## STORED ROWS
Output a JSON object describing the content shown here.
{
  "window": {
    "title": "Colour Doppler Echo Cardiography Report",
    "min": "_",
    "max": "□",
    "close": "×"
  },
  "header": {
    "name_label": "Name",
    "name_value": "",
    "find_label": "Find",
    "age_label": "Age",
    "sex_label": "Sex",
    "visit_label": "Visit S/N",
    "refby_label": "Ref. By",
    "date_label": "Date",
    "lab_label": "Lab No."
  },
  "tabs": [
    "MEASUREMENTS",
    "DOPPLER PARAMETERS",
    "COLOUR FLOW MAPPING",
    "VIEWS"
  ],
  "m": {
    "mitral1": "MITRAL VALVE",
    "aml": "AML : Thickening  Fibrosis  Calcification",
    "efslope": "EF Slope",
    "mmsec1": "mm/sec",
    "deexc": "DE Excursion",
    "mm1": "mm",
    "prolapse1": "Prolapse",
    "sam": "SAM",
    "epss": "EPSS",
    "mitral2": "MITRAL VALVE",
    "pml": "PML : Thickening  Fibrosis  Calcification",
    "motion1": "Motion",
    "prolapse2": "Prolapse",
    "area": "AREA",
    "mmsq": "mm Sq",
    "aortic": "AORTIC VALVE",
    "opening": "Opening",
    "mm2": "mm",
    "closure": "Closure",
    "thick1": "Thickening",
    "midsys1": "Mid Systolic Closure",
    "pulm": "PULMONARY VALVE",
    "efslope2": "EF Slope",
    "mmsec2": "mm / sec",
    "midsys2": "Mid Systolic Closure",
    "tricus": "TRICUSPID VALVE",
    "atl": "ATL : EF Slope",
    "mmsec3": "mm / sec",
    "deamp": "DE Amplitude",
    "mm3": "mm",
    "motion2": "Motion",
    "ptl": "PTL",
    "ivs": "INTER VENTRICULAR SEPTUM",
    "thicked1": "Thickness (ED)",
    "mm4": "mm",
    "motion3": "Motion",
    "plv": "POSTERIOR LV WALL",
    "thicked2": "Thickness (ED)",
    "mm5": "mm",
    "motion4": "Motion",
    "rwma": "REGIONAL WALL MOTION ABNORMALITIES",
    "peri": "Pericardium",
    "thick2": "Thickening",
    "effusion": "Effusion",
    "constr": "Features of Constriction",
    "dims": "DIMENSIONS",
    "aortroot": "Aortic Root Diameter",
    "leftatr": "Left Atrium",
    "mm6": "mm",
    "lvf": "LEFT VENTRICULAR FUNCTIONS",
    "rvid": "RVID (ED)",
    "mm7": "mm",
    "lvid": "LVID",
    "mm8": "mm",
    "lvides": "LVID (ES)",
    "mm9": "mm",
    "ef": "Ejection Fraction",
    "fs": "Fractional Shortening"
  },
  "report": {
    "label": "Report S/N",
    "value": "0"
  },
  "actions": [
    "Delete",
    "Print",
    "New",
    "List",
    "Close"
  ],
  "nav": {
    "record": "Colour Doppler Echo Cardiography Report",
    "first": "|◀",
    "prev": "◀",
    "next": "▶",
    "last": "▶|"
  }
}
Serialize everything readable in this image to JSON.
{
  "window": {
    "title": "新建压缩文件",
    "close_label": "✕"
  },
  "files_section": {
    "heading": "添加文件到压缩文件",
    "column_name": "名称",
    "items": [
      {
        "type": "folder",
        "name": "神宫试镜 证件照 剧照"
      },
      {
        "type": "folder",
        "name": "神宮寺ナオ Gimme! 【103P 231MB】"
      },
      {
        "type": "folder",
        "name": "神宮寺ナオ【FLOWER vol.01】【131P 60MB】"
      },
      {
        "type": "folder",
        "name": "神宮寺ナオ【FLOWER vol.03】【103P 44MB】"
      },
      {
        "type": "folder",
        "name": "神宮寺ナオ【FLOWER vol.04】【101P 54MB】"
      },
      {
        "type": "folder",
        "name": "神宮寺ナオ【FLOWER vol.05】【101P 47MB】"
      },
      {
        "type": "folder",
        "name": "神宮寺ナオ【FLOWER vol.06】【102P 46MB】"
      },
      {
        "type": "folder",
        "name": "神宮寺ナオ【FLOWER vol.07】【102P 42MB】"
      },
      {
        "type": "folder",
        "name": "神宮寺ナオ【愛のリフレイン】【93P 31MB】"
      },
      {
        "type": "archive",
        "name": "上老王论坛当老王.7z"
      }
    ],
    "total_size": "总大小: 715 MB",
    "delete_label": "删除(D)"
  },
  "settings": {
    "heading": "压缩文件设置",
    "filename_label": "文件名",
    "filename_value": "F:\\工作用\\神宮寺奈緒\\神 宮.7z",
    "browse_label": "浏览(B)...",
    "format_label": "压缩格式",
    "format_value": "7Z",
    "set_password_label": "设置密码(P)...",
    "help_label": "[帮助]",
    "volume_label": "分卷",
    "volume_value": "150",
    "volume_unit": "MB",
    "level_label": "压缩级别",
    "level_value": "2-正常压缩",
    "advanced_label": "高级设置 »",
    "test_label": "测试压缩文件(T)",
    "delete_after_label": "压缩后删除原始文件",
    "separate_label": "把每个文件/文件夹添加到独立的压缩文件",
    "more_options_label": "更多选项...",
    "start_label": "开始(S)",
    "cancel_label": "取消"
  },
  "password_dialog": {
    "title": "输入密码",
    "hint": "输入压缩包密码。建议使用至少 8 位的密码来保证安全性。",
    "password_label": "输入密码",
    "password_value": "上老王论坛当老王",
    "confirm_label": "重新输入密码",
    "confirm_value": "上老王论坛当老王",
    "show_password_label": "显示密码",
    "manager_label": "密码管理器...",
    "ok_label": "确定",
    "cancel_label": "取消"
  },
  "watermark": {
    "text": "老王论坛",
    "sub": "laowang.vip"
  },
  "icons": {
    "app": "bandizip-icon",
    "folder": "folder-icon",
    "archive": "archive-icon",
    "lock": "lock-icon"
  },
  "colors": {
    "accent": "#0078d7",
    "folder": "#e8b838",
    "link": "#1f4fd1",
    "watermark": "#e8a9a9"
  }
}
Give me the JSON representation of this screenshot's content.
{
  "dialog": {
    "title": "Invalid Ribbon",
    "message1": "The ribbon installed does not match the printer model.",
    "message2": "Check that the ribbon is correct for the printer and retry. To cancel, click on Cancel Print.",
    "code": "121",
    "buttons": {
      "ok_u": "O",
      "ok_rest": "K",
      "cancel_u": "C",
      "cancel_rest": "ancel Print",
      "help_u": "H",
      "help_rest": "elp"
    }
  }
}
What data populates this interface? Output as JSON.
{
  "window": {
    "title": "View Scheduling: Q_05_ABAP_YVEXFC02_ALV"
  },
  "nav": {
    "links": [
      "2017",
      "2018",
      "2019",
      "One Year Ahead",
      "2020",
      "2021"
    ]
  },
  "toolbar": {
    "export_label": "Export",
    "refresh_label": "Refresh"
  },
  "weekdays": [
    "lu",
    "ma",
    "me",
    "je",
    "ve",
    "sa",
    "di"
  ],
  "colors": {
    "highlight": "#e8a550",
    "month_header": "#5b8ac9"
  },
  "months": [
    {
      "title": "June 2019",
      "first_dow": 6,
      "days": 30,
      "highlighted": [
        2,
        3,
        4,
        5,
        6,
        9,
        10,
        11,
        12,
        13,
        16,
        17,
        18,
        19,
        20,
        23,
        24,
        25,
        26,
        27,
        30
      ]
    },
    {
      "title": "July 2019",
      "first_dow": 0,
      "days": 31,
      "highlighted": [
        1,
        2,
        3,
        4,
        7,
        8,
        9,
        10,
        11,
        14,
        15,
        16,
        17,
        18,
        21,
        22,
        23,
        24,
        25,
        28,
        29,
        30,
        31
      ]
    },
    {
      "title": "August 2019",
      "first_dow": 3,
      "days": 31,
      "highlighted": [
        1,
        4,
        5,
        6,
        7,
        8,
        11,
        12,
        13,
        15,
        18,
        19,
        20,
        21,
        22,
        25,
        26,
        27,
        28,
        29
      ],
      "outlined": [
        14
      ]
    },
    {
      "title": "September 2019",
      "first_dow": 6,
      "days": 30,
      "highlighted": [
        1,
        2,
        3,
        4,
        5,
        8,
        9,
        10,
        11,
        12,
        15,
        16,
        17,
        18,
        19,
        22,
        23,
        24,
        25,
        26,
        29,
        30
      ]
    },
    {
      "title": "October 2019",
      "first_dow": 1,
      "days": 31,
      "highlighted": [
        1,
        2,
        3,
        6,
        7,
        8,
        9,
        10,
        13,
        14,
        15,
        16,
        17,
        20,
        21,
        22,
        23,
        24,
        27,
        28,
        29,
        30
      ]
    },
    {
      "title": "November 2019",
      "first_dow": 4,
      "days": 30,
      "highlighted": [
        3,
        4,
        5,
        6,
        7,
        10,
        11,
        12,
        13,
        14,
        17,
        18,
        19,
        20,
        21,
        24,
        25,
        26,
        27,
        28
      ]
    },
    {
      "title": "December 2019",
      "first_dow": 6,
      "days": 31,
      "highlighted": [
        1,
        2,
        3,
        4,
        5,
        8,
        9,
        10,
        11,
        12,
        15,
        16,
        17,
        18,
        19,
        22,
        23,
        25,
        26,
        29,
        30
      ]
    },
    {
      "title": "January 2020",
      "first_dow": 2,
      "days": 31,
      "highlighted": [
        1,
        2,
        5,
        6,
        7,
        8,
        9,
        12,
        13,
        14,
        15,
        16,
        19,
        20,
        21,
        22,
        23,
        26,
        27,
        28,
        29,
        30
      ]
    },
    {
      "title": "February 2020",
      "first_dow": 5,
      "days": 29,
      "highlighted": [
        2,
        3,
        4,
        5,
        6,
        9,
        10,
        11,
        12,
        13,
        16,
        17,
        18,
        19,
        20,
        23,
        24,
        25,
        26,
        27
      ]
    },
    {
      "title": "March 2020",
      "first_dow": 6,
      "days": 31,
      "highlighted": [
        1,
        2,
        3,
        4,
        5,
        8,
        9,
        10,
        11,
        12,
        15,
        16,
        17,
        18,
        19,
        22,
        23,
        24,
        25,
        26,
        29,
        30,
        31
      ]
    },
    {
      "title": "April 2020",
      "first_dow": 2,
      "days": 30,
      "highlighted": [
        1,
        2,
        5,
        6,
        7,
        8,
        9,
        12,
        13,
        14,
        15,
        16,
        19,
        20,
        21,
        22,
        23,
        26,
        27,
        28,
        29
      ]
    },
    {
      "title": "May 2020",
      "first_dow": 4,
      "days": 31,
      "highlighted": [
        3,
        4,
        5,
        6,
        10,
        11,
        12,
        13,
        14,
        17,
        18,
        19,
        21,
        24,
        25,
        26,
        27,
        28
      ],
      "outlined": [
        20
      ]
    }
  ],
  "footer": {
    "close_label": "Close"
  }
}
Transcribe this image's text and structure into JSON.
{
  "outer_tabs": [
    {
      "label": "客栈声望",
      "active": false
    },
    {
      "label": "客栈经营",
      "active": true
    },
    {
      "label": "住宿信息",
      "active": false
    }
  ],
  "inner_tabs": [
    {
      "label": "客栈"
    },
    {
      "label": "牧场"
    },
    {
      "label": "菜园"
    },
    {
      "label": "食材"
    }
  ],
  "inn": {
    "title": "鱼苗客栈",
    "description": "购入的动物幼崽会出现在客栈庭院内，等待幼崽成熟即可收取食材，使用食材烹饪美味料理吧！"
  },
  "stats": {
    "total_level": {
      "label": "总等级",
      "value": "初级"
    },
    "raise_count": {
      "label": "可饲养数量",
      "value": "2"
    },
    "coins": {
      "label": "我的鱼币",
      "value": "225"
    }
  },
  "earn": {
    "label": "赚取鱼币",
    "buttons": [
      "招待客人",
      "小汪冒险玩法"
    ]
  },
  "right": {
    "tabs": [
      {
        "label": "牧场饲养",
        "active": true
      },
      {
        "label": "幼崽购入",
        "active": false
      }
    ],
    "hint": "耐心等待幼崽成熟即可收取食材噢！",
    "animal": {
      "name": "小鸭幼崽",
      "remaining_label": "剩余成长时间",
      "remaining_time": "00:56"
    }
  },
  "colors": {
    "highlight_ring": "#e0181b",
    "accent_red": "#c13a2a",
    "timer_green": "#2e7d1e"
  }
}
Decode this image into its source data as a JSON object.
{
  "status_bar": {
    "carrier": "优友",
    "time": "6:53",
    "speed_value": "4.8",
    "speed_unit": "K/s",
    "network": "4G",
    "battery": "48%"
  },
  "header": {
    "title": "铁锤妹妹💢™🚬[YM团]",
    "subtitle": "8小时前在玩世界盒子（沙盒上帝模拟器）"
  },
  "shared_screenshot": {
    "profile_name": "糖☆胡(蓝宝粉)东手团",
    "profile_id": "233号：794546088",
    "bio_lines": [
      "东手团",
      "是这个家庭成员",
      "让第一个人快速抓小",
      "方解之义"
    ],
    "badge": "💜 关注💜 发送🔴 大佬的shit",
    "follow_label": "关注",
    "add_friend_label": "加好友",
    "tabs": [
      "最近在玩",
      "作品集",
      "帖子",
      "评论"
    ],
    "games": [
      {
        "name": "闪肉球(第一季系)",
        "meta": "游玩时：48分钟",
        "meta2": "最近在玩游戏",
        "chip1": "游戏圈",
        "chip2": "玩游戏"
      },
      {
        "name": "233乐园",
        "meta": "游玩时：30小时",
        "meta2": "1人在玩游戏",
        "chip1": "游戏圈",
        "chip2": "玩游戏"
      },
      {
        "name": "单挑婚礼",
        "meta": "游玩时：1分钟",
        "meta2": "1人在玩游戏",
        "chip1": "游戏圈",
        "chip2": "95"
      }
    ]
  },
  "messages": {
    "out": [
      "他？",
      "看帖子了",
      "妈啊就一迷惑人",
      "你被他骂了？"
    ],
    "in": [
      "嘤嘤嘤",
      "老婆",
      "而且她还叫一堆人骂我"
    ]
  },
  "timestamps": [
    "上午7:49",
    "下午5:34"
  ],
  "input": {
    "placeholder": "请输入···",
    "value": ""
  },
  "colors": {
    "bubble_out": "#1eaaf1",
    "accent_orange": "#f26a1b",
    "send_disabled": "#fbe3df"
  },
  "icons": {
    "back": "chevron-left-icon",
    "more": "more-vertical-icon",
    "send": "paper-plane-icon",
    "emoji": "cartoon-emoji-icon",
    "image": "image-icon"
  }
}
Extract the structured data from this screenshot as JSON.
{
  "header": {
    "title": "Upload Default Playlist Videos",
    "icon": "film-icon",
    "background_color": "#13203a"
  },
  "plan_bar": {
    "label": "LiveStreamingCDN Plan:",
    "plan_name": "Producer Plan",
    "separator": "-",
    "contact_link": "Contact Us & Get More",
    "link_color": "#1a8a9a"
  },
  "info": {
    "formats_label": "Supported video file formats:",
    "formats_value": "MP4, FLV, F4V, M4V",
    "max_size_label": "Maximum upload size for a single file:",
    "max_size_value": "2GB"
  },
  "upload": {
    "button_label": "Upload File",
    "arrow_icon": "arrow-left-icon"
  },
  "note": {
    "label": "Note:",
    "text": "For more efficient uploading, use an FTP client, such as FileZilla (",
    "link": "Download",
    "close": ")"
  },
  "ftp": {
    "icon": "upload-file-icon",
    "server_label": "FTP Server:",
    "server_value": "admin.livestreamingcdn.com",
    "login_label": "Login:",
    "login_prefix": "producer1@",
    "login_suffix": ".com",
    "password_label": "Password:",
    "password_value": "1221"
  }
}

## EXERCISE OBJECTIVE
Everything from the line containing "Extract the structured" through the final line of the listing, inclusive, must be reproduced exactly; leave out the rest.

## THE RESPONSE
Extract the structured data from this screenshot as JSON.
{
  "header": {
    "title": "Upload Default Playlist Videos",
    "icon": "film-icon",
    "background_color": "#13203a"
  },
  "plan_bar": {
    "label": "LiveStreamingCDN Plan:",
    "plan_name": "Producer Plan",
    "separator": "-",
    "contact_link": "Contact Us & Get More",
    "link_color": "#1a8a9a"
  },
  "info": {
    "formats_label": "Supported video file formats:",
    "formats_value": "MP4, FLV, F4V, M4V",
    "max_size_label": "Maximum upload size for a single file:",
    "max_size_value": "2GB"
  },
  "upload": {
    "button_label": "Upload File",
    "arrow_icon": "arrow-left-icon"
  },
  "note": {
    "label": "Note:",
    "text": "For more efficient uploading, use an FTP client, such as FileZilla (",
    "link": "Download",
    "close": ")"
  },
  "ftp": {
    "icon": "upload-file-icon",
    "server_label": "FTP Server:",
    "server_value": "admin.livestreamingcdn.com",
    "login_label": "Login:",
    "login_prefix": "producer1@",
    "login_suffix": ".com",
    "password_label": "Password:",
    "password_value": "1221"
  }
}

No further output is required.